Could you reproduce the lines that open with the one containing "Decompose this screenshot" and close with the one containing "- import-button[interactable]: Import: [204, 249, 233, 255]", replacing "Skin" with "Texture" and leaving everything else unchanged?

[Dataset entries]
——

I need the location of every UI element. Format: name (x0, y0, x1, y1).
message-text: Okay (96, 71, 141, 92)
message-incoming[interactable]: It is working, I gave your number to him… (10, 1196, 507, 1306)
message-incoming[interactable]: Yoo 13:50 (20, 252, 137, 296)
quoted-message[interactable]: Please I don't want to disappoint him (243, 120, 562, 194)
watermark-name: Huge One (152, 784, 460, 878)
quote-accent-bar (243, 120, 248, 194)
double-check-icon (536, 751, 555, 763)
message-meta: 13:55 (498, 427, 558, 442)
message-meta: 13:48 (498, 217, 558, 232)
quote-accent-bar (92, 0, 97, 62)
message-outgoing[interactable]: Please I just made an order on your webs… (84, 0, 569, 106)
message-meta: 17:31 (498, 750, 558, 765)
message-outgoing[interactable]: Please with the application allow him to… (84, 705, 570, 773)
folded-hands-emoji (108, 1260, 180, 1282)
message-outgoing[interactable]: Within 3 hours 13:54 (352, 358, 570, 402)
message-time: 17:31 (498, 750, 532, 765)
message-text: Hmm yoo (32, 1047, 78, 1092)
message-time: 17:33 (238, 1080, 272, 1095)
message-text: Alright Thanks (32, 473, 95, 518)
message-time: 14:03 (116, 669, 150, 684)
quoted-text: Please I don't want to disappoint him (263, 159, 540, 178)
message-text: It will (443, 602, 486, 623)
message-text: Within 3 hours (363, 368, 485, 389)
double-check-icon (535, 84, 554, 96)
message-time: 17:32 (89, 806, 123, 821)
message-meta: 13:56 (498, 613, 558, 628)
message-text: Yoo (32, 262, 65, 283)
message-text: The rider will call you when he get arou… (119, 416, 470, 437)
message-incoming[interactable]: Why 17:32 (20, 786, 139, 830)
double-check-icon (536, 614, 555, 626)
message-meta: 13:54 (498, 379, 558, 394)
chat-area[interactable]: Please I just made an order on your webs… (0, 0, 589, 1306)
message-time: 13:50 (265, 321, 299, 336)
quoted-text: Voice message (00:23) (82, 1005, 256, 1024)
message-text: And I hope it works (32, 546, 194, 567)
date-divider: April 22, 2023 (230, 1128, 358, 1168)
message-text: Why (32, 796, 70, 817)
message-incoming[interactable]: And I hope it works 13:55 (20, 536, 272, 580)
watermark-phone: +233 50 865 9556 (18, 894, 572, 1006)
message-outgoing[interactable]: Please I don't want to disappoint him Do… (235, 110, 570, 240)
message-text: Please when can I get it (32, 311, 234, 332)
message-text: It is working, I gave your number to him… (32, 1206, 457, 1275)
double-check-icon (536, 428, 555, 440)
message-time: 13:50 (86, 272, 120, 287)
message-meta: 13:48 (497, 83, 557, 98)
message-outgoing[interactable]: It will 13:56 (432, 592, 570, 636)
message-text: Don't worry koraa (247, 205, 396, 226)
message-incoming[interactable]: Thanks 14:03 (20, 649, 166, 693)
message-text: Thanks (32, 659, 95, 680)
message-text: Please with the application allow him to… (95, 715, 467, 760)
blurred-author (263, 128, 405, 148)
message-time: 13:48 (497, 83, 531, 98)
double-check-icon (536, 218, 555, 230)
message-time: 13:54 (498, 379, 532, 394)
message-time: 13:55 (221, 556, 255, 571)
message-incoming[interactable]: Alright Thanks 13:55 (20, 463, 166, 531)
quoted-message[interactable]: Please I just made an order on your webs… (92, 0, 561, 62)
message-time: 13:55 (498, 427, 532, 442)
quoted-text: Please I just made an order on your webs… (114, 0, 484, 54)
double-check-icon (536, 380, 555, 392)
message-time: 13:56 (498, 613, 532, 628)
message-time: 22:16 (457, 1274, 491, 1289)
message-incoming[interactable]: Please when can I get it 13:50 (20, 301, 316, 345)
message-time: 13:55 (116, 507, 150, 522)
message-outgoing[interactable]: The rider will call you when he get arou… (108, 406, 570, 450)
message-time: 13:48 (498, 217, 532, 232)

——

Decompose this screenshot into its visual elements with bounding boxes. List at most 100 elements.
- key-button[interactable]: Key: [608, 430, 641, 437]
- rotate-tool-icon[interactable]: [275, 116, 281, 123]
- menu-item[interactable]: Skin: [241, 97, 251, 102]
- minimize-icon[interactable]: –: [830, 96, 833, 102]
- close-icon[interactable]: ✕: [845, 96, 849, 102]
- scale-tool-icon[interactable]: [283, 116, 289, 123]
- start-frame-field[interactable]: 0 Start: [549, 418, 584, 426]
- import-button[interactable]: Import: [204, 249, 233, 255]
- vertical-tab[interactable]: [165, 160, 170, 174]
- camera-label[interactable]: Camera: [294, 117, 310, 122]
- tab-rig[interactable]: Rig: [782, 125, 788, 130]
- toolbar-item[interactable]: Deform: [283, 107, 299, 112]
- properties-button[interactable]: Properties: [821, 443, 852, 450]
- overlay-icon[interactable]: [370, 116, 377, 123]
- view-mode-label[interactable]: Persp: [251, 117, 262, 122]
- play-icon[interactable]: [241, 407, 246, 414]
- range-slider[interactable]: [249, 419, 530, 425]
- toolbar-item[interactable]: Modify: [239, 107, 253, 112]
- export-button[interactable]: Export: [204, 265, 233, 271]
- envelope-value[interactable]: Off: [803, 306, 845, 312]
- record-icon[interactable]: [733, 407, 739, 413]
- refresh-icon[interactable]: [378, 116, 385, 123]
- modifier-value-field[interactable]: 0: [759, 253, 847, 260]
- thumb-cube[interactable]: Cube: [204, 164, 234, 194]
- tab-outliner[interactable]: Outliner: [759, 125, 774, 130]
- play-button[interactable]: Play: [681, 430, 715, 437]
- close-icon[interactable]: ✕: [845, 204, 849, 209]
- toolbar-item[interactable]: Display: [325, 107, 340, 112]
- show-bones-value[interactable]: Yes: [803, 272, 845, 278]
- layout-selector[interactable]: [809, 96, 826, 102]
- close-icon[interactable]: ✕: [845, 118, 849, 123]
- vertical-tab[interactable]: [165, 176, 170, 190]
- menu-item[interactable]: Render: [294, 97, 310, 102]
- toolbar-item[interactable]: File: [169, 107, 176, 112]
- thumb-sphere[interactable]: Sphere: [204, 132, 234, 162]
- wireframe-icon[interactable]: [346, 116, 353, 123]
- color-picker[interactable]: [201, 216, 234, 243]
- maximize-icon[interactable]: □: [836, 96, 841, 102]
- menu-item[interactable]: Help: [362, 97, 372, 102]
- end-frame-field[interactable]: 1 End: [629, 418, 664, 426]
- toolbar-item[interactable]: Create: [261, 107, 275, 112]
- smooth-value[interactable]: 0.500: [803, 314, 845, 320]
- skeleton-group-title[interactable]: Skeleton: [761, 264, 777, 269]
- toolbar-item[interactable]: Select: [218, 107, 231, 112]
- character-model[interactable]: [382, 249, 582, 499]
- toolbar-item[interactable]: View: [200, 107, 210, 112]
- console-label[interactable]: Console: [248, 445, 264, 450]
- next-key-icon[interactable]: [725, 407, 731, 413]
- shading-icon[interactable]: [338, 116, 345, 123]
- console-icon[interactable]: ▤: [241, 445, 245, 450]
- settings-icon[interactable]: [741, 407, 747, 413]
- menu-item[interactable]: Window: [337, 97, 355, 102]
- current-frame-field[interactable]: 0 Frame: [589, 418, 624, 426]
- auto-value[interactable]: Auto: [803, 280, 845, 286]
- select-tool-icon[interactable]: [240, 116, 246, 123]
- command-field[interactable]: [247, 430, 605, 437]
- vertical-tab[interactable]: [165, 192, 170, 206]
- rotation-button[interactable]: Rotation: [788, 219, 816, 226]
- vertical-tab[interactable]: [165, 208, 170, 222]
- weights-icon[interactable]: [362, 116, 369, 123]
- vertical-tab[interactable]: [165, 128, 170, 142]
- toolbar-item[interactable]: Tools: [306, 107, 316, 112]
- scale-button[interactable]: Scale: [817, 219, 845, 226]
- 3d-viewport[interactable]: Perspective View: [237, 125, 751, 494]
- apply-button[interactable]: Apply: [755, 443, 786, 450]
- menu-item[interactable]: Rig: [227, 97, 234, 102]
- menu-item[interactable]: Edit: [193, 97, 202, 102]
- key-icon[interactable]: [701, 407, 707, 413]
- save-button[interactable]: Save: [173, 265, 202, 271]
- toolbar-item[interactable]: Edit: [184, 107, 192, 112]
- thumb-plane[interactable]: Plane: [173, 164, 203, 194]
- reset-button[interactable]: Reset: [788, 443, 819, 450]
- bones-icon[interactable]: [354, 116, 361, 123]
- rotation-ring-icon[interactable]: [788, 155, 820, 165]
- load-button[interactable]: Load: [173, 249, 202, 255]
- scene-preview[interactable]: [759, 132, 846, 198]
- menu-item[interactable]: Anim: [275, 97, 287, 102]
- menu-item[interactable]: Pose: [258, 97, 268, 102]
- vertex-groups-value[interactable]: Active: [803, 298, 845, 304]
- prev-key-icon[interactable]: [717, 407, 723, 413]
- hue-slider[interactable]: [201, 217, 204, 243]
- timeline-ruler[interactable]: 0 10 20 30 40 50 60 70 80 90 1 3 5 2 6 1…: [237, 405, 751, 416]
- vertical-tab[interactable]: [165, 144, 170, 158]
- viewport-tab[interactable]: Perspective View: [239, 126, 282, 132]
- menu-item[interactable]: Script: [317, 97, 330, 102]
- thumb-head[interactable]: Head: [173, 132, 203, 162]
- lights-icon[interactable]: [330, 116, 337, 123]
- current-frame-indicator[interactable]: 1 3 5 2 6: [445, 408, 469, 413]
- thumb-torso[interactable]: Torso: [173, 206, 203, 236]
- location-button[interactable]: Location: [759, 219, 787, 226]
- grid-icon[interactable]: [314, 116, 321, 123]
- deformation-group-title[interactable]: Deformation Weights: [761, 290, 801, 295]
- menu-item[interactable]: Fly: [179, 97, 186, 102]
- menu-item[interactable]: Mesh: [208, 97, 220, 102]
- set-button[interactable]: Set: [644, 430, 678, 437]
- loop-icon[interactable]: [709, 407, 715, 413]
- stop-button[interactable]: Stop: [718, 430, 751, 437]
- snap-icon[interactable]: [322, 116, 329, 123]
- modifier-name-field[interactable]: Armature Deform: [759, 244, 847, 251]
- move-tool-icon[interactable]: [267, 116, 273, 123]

——

Written answer »
Decompose this screenshot into its visual elements with bounding boxes. List at most 100 elements.
- key-button[interactable]: Key: [608, 430, 641, 437]
- rotate-tool-icon[interactable]: [275, 116, 281, 123]
- menu-item[interactable]: Texture: [241, 97, 251, 102]
- minimize-icon[interactable]: –: [830, 96, 833, 102]
- close-icon[interactable]: ✕: [845, 96, 849, 102]
- scale-tool-icon[interactable]: [283, 116, 289, 123]
- start-frame-field[interactable]: 0 Start: [549, 418, 584, 426]
- import-button[interactable]: Import: [204, 249, 233, 255]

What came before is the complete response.